(Entries with figure data)
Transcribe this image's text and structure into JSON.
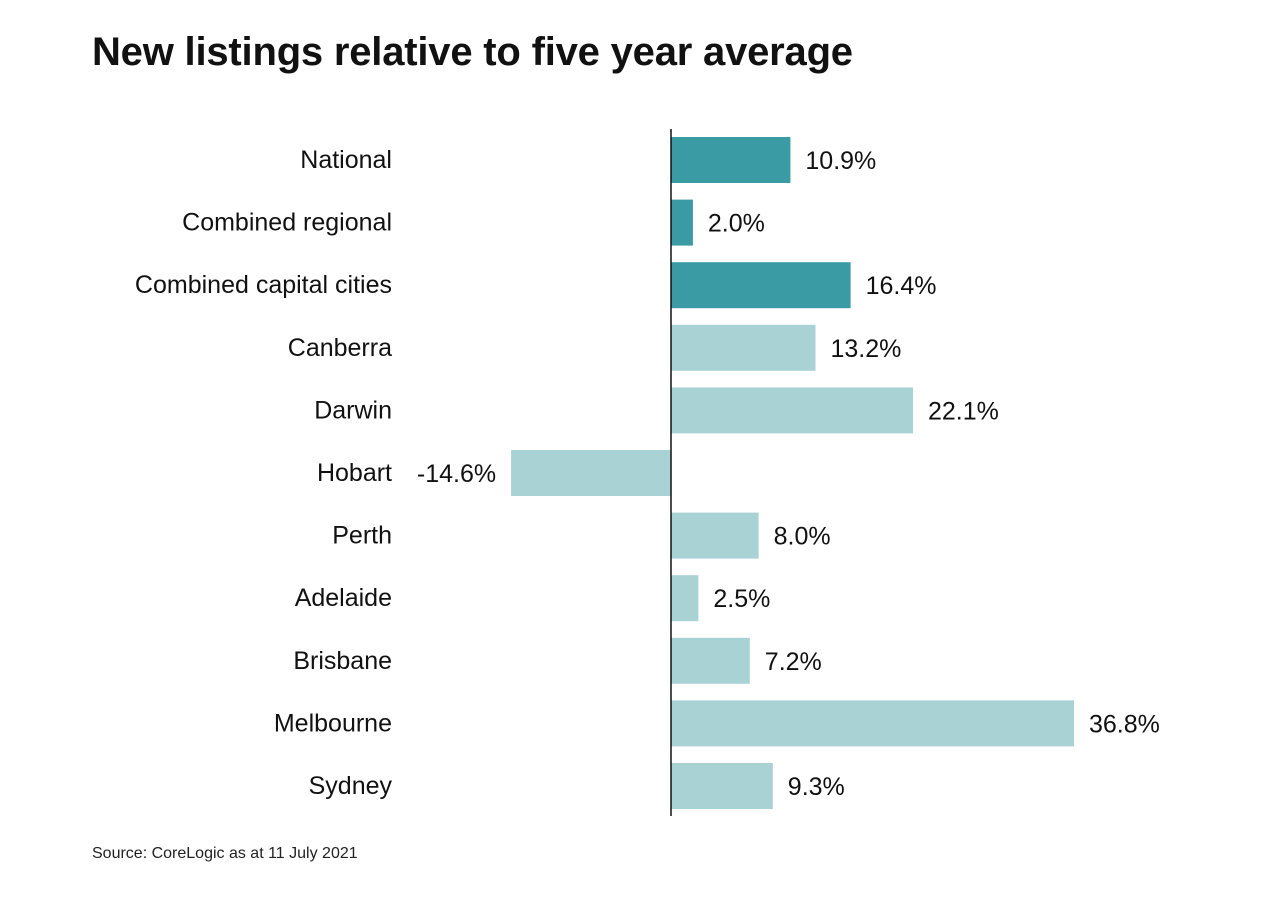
{
  "chart_data": {
    "type": "bar",
    "orientation": "horizontal",
    "title": "New listings relative to five year average",
    "categories": [
      "National",
      "Combined regional",
      "Combined capital cities",
      "Canberra",
      "Darwin",
      "Hobart",
      "Perth",
      "Adelaide",
      "Brisbane",
      "Melbourne",
      "Sydney"
    ],
    "values": [
      10.9,
      2.0,
      16.4,
      13.2,
      22.1,
      -14.6,
      8.0,
      2.5,
      7.2,
      36.8,
      9.3
    ],
    "value_labels": [
      "10.9%",
      "2.0%",
      "16.4%",
      "13.2%",
      "22.1%",
      "-14.6%",
      "8.0%",
      "2.5%",
      "7.2%",
      "36.8%",
      "9.3%"
    ],
    "highlighted": [
      true,
      true,
      true,
      false,
      false,
      false,
      false,
      false,
      false,
      false,
      false
    ],
    "colors": {
      "highlight": "#3a9ba4",
      "default": "#a9d2d5",
      "axis": "#111111"
    },
    "xlim": [
      -14.6,
      36.8
    ],
    "grid": false,
    "legend": "none",
    "source": "Source: CoreLogic as at 11 July 2021"
  }
}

*Exercise prompt*
Reproduce the material in its entirety and word for word, without the pictures.

*Written response*
Transcribe this image's text and structure into JSON.
{
  "chart_data": {
    "type": "bar",
    "orientation": "horizontal",
    "title": "New listings relative to five year average",
    "categories": [
      "National",
      "Combined regional",
      "Combined capital cities",
      "Canberra",
      "Darwin",
      "Hobart",
      "Perth",
      "Adelaide",
      "Brisbane",
      "Melbourne",
      "Sydney"
    ],
    "values": [
      10.9,
      2.0,
      16.4,
      13.2,
      22.1,
      -14.6,
      8.0,
      2.5,
      7.2,
      36.8,
      9.3
    ],
    "value_labels": [
      "10.9%",
      "2.0%",
      "16.4%",
      "13.2%",
      "22.1%",
      "-14.6%",
      "8.0%",
      "2.5%",
      "7.2%",
      "36.8%",
      "9.3%"
    ],
    "highlighted": [
      true,
      true,
      true,
      false,
      false,
      false,
      false,
      false,
      false,
      false,
      false
    ],
    "colors": {
      "highlight": "#3a9ba4",
      "default": "#a9d2d5",
      "axis": "#111111"
    },
    "xlim": [
      -14.6,
      36.8
    ],
    "grid": false,
    "legend": "none",
    "source": "Source: CoreLogic as at 11 July 2021"
  }
}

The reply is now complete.